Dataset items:

--- --- ---

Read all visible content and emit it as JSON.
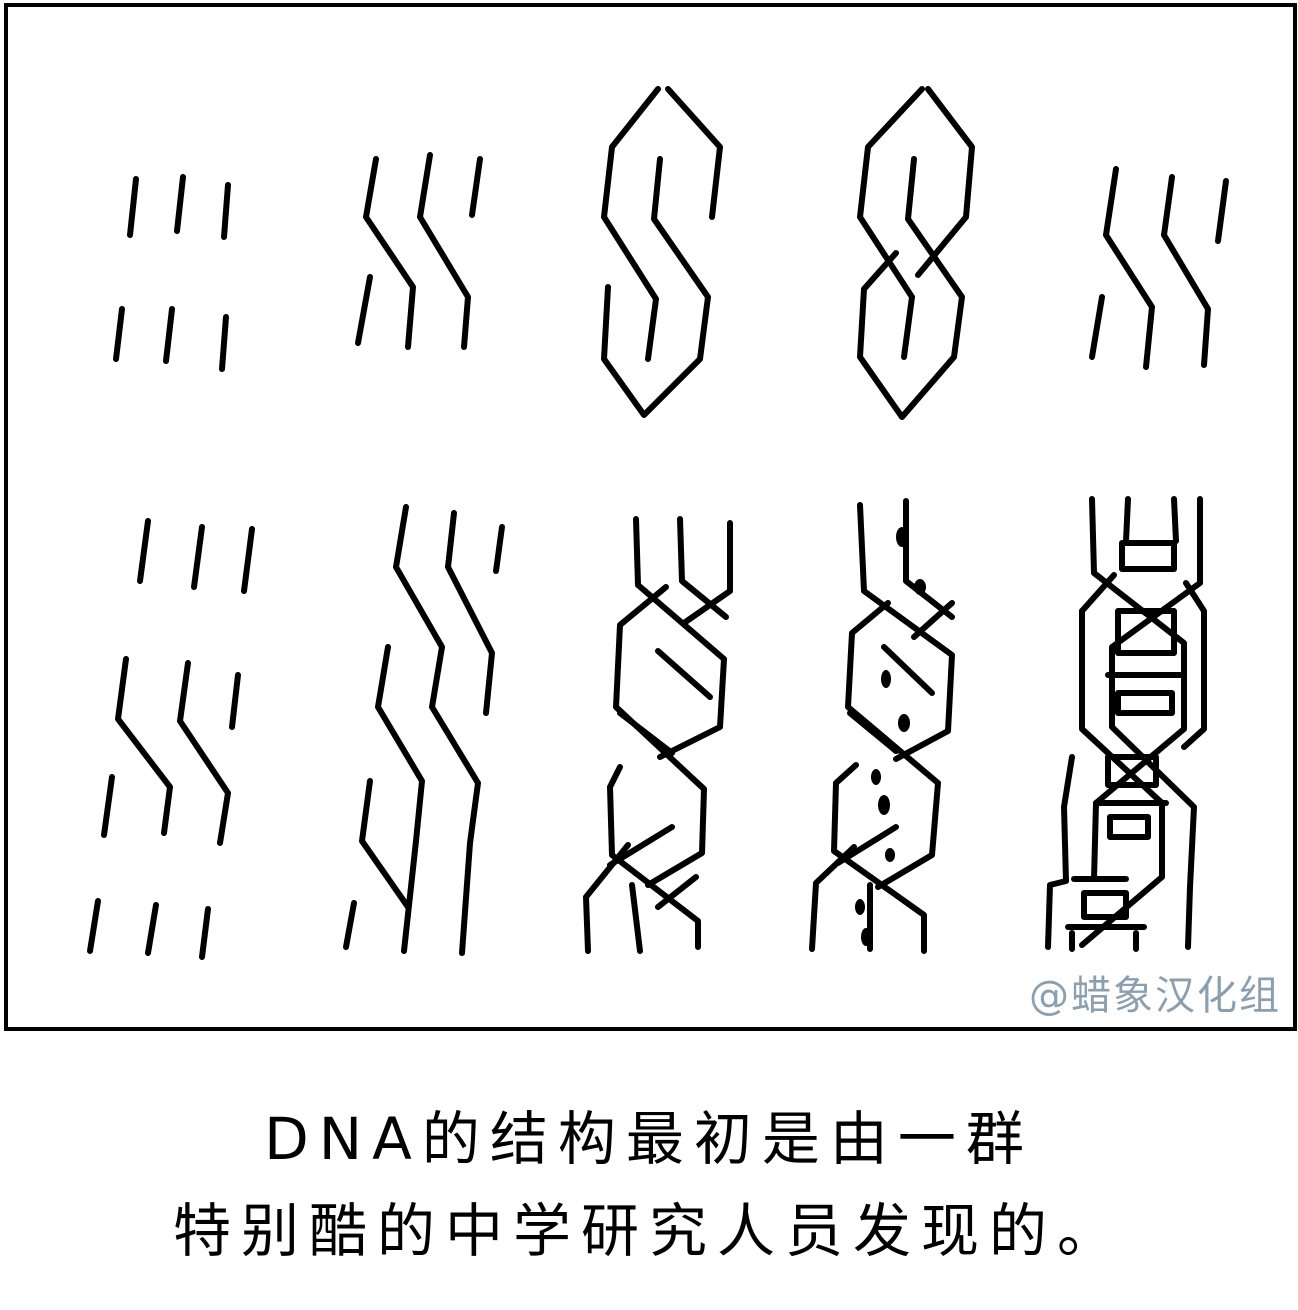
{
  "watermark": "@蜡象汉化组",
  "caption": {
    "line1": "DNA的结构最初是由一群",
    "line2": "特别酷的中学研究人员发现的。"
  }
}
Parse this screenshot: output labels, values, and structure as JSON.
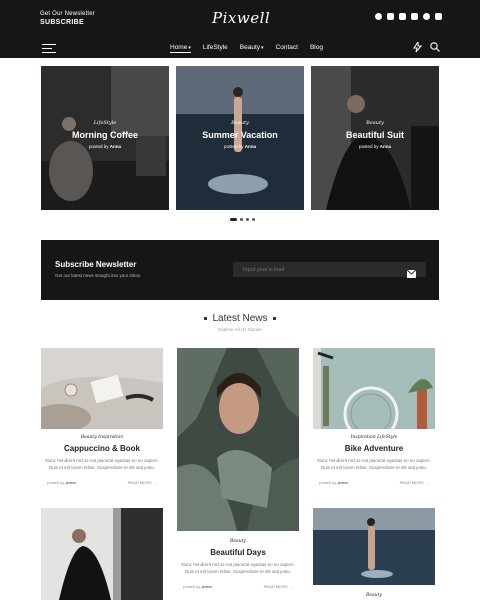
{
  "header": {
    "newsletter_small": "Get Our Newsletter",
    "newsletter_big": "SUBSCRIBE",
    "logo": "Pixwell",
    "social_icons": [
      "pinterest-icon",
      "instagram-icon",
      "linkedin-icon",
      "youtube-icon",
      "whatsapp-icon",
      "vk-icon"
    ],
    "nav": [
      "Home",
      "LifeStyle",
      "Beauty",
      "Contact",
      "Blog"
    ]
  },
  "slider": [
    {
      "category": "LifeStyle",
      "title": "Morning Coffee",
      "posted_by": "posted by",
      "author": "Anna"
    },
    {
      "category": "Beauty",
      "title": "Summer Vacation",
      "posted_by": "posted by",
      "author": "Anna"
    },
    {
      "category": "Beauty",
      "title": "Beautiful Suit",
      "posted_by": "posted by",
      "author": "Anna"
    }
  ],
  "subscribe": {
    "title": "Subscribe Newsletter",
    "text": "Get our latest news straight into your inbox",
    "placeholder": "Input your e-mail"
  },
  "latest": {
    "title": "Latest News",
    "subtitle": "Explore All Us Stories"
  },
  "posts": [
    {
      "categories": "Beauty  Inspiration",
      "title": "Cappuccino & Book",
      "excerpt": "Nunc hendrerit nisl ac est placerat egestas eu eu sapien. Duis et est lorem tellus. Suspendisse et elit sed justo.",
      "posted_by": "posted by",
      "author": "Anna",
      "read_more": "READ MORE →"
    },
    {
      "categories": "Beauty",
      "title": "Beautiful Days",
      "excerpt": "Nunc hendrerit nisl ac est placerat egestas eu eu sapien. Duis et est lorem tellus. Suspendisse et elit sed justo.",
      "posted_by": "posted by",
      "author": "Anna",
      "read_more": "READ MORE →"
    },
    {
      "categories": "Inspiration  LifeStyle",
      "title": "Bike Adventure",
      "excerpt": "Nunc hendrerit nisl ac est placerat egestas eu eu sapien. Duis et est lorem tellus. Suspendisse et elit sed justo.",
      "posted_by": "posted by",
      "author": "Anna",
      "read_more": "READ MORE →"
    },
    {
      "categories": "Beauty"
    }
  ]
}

--- --- ---

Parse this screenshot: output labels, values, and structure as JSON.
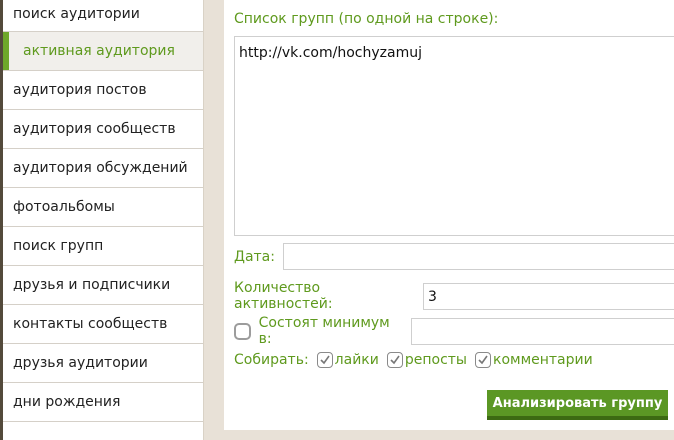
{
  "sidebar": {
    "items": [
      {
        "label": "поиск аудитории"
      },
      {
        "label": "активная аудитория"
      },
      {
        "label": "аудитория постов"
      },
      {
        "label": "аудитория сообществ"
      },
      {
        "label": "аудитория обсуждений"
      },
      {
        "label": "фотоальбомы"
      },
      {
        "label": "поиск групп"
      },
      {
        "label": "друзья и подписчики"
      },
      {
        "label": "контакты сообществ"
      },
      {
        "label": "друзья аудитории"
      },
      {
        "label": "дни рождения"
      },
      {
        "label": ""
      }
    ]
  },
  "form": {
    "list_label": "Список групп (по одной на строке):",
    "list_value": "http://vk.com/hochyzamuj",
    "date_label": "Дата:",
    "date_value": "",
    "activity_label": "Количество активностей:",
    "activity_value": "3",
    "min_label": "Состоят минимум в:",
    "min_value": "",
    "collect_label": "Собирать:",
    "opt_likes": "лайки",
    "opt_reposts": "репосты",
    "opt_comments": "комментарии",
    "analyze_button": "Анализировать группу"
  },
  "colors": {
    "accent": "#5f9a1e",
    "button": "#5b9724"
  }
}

--- --- ---

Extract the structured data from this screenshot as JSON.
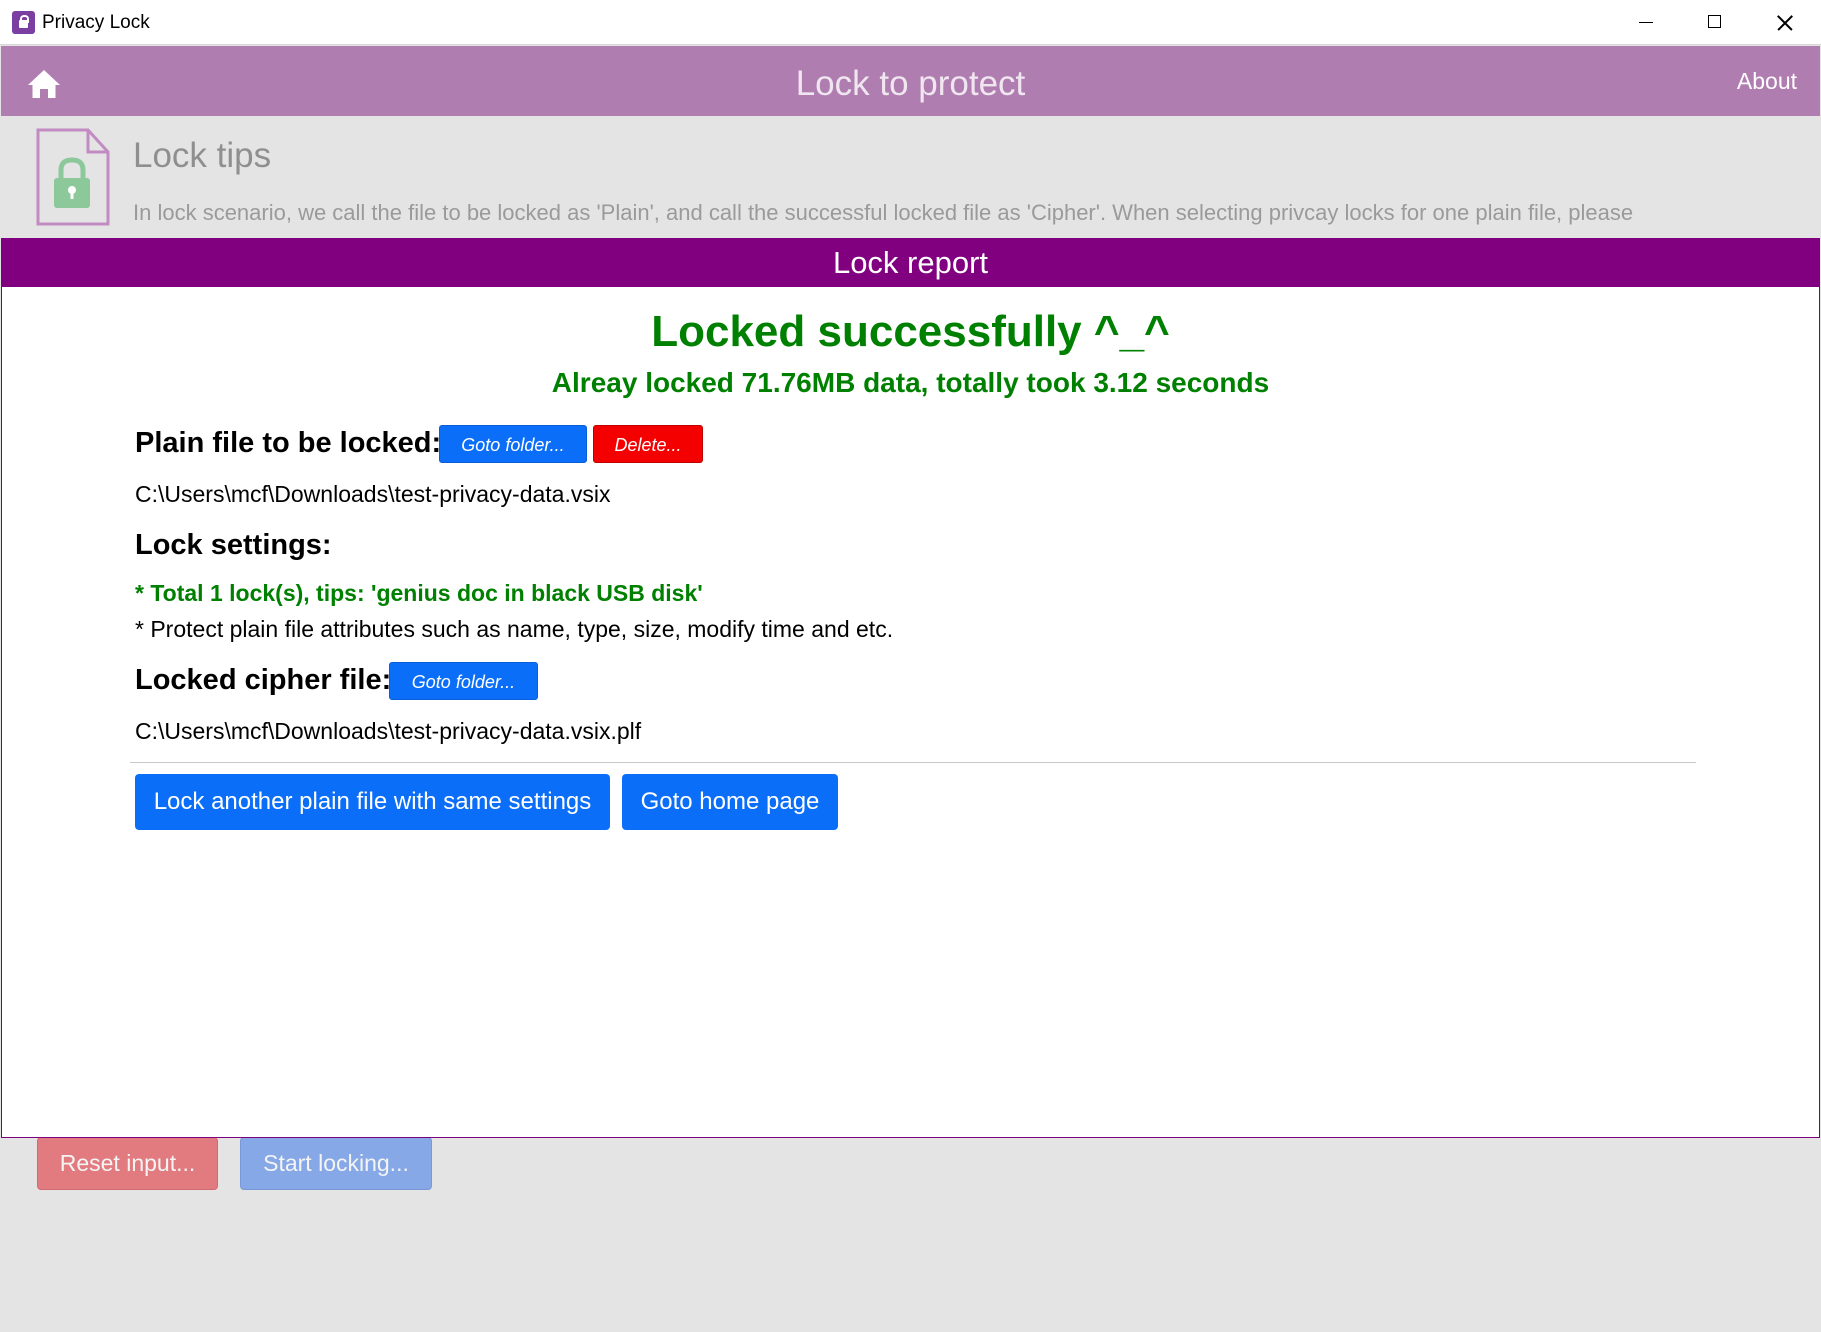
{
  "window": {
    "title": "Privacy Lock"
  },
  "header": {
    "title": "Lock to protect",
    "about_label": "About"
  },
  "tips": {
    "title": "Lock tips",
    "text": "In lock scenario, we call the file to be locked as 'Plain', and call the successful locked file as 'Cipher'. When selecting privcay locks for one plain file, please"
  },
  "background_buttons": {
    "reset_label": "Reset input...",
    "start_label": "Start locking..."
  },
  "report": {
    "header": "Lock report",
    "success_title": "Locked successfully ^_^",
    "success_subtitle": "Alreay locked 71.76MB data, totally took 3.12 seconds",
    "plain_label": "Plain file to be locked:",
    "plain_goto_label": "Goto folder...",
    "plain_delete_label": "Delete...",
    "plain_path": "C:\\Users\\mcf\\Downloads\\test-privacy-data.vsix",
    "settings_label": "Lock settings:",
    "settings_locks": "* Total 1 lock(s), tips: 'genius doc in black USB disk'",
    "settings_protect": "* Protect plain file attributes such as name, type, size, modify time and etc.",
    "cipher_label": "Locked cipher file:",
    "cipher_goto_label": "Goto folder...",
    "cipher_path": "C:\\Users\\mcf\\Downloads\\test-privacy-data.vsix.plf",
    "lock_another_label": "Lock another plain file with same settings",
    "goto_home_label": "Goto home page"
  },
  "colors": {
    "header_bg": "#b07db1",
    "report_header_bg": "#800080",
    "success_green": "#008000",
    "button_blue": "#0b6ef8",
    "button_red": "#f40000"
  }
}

--- --- ---

→ **What to do**
Take every line above carrying "аудитории" and return it.

→ **Task output**
        "label": "поиск аудитории"
        "label": "друзья аудитории"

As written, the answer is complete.